LONDON: White sugar and robusta coffee futures edged higher on Monday while London cocoa eased in thin conditions due to the closure of New York-based contracts for Presidents Day.

Raw sugar, arabica coffee and New York cocoa markets will reopen on Tuesday.

White sugar futures crept up with May closing $4.20, or 0.8 percent, higher at $554.30 a tonne.

Traders said the market lacked a clear overall trend with the focus partly on the expiry of the March raws contract on Feb. 28.

“The New York March contract expiry looms as an event that might stir the market. Otherwise, the focus is on the second quarter when tight supply might manifest itself,” Commonwealth Bank of Australia analyst Tobin Gorey said.

London cocoa futures were lower with May down 15 pounds, or 0.9 percent, at 1,612 pounds a tonne.

Dealers said the market was back on the defensive after a short-lived rally from a more than eight-year low of 1,541 pounds early last week to a peak of 1,674 pounds on Friday.

A favourable outlook for crops in West Africa and the prospect for a large global surplus in the current 2016-17 season remained the main bearish factors.

Rain last week in most of Ivory Coast’s main cocoa growing regions will help produce an abundant April-to-September mid-crop, farmers said on Monday, though dry, hot weather was damaging flowers in the east.
======
DIRECTIVES:
(1) Reproduce verbatim the passage of the sugar and cocoa market report that begins with the words "Traders said the" and ends with "pounds on Friday.".
(2) Write the next part of the sugar, coffee and cocoa futures report, picking up after its final sentence.

ENTRIES:
======
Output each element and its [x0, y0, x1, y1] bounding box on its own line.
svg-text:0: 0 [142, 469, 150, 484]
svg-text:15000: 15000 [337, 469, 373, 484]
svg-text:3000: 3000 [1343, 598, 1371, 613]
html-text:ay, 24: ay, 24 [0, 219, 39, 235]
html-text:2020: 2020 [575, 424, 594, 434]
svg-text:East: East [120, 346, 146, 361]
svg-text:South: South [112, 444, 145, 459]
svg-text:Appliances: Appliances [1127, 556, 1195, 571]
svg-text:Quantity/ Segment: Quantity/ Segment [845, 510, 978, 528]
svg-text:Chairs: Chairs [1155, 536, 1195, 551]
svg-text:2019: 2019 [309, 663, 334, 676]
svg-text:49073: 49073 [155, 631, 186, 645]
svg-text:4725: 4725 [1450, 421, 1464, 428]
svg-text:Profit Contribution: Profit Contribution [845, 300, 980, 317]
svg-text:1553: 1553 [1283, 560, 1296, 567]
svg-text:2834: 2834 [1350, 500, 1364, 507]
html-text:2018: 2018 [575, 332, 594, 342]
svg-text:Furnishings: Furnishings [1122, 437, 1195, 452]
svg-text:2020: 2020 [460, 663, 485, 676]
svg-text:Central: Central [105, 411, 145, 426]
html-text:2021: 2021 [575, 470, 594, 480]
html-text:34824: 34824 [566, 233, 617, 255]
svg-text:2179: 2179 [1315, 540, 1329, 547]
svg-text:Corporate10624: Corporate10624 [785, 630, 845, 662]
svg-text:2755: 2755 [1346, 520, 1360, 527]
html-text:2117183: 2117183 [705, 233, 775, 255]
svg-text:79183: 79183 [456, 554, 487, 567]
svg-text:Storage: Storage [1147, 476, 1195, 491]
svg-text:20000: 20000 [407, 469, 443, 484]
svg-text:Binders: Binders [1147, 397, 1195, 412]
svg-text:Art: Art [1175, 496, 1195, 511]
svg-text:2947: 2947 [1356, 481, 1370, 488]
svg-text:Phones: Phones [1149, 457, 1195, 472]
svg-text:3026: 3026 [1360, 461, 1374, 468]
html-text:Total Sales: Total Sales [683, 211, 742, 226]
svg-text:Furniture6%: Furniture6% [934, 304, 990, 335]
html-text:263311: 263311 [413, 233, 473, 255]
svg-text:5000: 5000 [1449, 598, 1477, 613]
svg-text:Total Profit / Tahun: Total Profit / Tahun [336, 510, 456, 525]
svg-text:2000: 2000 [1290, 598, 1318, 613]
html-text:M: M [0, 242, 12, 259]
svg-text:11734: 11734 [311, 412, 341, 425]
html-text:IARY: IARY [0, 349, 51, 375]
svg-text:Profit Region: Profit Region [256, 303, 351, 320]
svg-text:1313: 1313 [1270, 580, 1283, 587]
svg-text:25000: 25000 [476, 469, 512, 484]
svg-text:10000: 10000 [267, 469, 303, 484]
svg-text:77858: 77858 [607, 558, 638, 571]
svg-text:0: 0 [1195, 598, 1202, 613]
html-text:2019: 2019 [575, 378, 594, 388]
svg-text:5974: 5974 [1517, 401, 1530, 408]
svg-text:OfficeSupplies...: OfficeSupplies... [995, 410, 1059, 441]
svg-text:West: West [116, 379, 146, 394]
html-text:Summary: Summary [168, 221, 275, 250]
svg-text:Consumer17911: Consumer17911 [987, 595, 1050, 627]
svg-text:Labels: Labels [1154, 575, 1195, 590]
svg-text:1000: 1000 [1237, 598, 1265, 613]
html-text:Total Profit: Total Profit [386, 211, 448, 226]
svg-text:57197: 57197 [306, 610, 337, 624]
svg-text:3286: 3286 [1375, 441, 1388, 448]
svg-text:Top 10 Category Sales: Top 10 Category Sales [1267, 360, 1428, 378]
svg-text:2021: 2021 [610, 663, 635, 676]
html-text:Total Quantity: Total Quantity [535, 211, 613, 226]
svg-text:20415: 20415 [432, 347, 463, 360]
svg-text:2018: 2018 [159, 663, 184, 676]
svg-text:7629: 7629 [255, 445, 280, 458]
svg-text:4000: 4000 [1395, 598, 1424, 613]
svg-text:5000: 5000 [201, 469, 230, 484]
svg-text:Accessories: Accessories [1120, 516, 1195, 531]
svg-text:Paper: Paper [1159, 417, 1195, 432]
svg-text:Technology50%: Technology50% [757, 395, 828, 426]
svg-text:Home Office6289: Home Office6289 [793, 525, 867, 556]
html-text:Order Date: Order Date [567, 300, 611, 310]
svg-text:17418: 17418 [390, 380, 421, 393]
======
TASK-BY-TASK RESULTS:
(1)
Traders said the market lacked a clear overall trend with the focus partly on the expiry of the March raws contract on Feb. 28.

“The New York March contract expiry looms as an event that might stir the market. Otherwise, the focus is on the second quarter when tight supply might manifest itself,” Commonwealth Bank of Australia analyst Tobin Gorey said.

London cocoa futures were lower with May down 15 pounds, or 0.9 percent, at 1,612 pounds a tonne.

Dealers said the market was back on the defensive after a short-lived rally from a more than eight-year low of 1,541 pounds early last week to a peak of 1,674 pounds on Friday.

(2)
Cocoa arrivals at ports in Ivory Coast reached around 1,227,000 tonnes by Feb. 19 since the start of the season on Oct. 1, exporters estimated on Monday, up from 1,195,000 tonnes during the same period in the previous season.

Robusta coffee was higher with May up $12, or 0.6 percent, at $2,186 a tonne.

Dealers said the market was underpinned by the prospect that Brazil may import following a poor domestic crop.

Brazil’s Agriculture Ministry published rules companies should follow to bring robusta coffee into the country from Vietnam in its official gazette on Monday, marking the first time the world’s largest producer will buy coffee abroad.

Prices remain, however, well below a more than five-year high of $2,279 for the second position hit on Feb. 1 with funds scaling back long positions during the last couple of weeks.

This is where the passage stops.